Transcribe every record that appears below, exactly and in full.

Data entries
=-=-=-=-=

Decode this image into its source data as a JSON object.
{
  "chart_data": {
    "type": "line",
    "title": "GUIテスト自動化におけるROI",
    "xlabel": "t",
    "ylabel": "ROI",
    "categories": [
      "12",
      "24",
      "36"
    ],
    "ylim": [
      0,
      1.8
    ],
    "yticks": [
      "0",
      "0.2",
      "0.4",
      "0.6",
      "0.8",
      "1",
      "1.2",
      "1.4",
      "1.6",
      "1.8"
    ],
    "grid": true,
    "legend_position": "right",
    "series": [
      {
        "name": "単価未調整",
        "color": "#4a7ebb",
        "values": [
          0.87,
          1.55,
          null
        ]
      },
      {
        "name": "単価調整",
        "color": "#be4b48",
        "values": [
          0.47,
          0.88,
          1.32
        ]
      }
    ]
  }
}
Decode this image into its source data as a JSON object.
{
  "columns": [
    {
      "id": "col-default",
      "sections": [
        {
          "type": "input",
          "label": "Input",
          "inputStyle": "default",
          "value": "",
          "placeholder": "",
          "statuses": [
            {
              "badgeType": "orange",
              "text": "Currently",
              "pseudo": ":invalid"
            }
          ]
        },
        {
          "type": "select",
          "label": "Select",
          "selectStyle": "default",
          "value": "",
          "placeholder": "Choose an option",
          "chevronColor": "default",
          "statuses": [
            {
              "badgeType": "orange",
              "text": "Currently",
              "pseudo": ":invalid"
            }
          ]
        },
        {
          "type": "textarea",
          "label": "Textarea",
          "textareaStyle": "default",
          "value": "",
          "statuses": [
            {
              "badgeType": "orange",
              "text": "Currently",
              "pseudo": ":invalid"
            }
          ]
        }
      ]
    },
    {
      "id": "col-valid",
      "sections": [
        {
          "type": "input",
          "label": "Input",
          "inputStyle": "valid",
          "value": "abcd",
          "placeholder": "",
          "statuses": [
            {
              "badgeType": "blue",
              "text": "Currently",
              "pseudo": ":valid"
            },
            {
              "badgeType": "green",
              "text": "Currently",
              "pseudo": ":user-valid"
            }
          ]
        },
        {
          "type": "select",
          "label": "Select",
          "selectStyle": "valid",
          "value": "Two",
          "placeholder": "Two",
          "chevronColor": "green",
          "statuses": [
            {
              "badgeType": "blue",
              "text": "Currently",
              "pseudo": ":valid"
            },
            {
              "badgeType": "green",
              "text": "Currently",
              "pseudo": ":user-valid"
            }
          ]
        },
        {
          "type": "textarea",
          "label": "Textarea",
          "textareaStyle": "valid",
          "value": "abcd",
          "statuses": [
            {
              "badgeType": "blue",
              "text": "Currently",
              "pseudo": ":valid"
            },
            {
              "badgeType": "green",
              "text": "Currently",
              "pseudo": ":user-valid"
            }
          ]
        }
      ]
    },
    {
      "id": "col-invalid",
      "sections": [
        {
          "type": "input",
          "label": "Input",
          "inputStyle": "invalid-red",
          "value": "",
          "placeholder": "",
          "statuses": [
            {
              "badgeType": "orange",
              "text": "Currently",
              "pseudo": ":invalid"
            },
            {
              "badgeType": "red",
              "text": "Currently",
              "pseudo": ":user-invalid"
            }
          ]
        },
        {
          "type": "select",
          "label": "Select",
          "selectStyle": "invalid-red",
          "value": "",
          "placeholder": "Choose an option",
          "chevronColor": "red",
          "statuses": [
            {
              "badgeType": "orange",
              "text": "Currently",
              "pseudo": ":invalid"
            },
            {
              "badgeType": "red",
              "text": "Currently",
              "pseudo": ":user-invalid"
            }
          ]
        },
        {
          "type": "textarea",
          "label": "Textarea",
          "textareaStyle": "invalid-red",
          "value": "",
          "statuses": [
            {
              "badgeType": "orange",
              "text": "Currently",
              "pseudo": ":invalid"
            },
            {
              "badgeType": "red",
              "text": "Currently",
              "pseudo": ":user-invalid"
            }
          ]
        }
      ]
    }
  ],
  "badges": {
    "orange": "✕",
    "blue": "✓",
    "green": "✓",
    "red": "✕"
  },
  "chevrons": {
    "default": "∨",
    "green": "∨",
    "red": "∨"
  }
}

=-=-=-=-=

#### [Worked answer]
Decode this image into its source data as a JSON object.
{
  "chart_data": {
    "type": "line",
    "title": "GUIテスト自動化におけるROI",
    "xlabel": "t",
    "ylabel": "ROI",
    "categories": [
      "12",
      "24",
      "36"
    ],
    "ylim": [
      0,
      1.8
    ],
    "yticks": [
      "0",
      "0.2",
      "0.4",
      "0.6",
      "0.8",
      "1",
      "1.2",
      "1.4",
      "1.6",
      "1.8"
    ],
    "grid": true,
    "legend_position": "right",
    "series": [
      {
        "name": "単価未調整",
        "color": "#4a7ebb",
        "values": [
          0.87,
          1.55,
          null
        ]
      },
      {
        "name": "単価調整",
        "color": "#be4b48",
        "values": [
          0.47,
          0.88,
          1.32
        ]
      }
    ]
  }
}
Decode this image into its source data as a JSON object.
{
  "columns": [
    {
      "id": "col-default",
      "sections": [
        {
          "type": "input",
          "label": "Input",
          "inputStyle": "default",
          "value": "",
          "placeholder": "",
          "statuses": [
            {
              "badgeType": "orange",
              "text": "Currently",
              "pseudo": ":invalid"
            }
          ]
        },
        {
          "type": "select",
          "label": "Select",
          "selectStyle": "default",
          "value": "",
          "placeholder": "Choose an option",
          "chevronColor": "default",
          "statuses": [
            {
              "badgeType": "orange",
              "text": "Currently",
              "pseudo": ":invalid"
            }
          ]
        },
        {
          "type": "textarea",
          "label": "Textarea",
          "textareaStyle": "default",
          "value": "",
          "statuses": [
            {
              "badgeType": "orange",
              "text": "Currently",
              "pseudo": ":invalid"
            }
          ]
        }
      ]
    },
    {
      "id": "col-valid",
      "sections": [
        {
          "type": "input",
          "label": "Input",
          "inputStyle": "valid",
          "value": "abcd",
          "placeholder": "",
          "statuses": [
            {
              "badgeType": "blue",
              "text": "Currently",
              "pseudo": ":valid"
            },
            {
              "badgeType": "green",
              "text": "Currently",
              "pseudo": ":user-valid"
            }
          ]
        },
        {
          "type": "select",
          "label": "Select",
          "selectStyle": "valid",
          "value": "Two",
          "placeholder": "Two",
          "chevronColor": "green",
          "statuses": [
            {
              "badgeType": "blue",
              "text": "Currently",
              "pseudo": ":valid"
            },
            {
              "badgeType": "green",
              "text": "Currently",
              "pseudo": ":user-valid"
            }
          ]
        },
        {
          "type": "textarea",
          "label": "Textarea",
          "textareaStyle": "valid",
          "value": "abcd",
          "statuses": [
            {
              "badgeType": "blue",
              "text": "Currently",
              "pseudo": ":valid"
            },
            {
              "badgeType": "green",
              "text": "Currently",
              "pseudo": ":user-valid"
            }
          ]
        }
      ]
    },
    {
      "id": "col-invalid",
      "sections": [
        {
          "type": "input",
          "label": "Input",
          "inputStyle": "invalid-red",
          "value": "",
          "placeholder": "",
          "statuses": [
            {
              "badgeType": "orange",
              "text": "Currently",
              "pseudo": ":invalid"
            },
            {
              "badgeType": "red",
              "text": "Currently",
              "pseudo": ":user-invalid"
            }
          ]
        },
        {
          "type": "select",
          "label": "Select",
          "selectStyle": "invalid-red",
          "value": "",
          "placeholder": "Choose an option",
          "chevronColor": "red",
          "statuses": [
            {
              "badgeType": "orange",
              "text": "Currently",
              "pseudo": ":invalid"
            },
            {
              "badgeType": "red",
              "text": "Currently",
              "pseudo": ":user-invalid"
            }
          ]
        },
        {
          "type": "textarea",
          "label": "Textarea",
          "textareaStyle": "invalid-red",
          "value": "",
          "statuses": [
            {
              "badgeType": "orange",
              "text": "Currently",
              "pseudo": ":invalid"
            },
            {
              "badgeType": "red",
              "text": "Currently",
              "pseudo": ":user-invalid"
            }
          ]
        }
      ]
    }
  ],
  "badges": {
    "orange": "✕",
    "blue": "✓",
    "green": "✓",
    "red": "✕"
  },
  "chevrons": {
    "default": "∨",
    "green": "∨",
    "red": "∨"
  }
}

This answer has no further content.